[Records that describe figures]
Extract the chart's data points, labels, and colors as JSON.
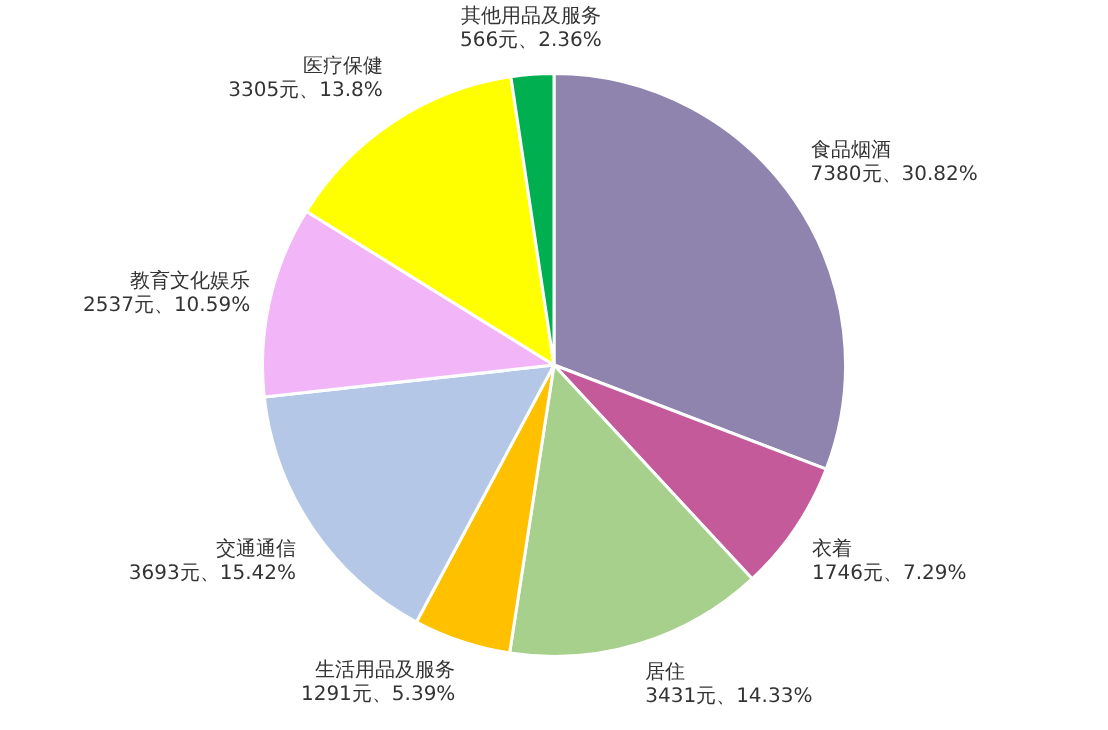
{
  "chart_data": {
    "type": "pie",
    "categories": [
      "食品烟酒",
      "衣着",
      "居住",
      "生活用品及服务",
      "交通通信",
      "教育文化娱乐",
      "医疗保健",
      "其他用品及服务"
    ],
    "values": [
      7380,
      1746,
      3431,
      1291,
      3693,
      2537,
      3305,
      566
    ],
    "colors": [
      "#8f84ad",
      "#c45a9a",
      "#a8d08d",
      "#ffc000",
      "#b4c7e7",
      "#f2b5f7",
      "#ffff00",
      "#00b050"
    ],
    "value_labels": [
      "7380元、30.82%",
      "1746元、7.29%",
      "3431元、14.33%",
      "1291元、5.39%",
      "3693元、15.42%",
      "2537元、10.59%",
      "3305元、13.8%",
      "566元、2.36%"
    ],
    "legend": false
  }
}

# JOB
Leave the images out and output the remaining material exactly as it stands.

# REPLY TO THE EXERCISE
Extract the chart's data points, labels, and colors as JSON.
{
  "chart_data": {
    "type": "pie",
    "categories": [
      "食品烟酒",
      "衣着",
      "居住",
      "生活用品及服务",
      "交通通信",
      "教育文化娱乐",
      "医疗保健",
      "其他用品及服务"
    ],
    "values": [
      7380,
      1746,
      3431,
      1291,
      3693,
      2537,
      3305,
      566
    ],
    "colors": [
      "#8f84ad",
      "#c45a9a",
      "#a8d08d",
      "#ffc000",
      "#b4c7e7",
      "#f2b5f7",
      "#ffff00",
      "#00b050"
    ],
    "value_labels": [
      "7380元、30.82%",
      "1746元、7.29%",
      "3431元、14.33%",
      "1291元、5.39%",
      "3693元、15.42%",
      "2537元、10.59%",
      "3305元、13.8%",
      "566元、2.36%"
    ],
    "legend": false
  }
}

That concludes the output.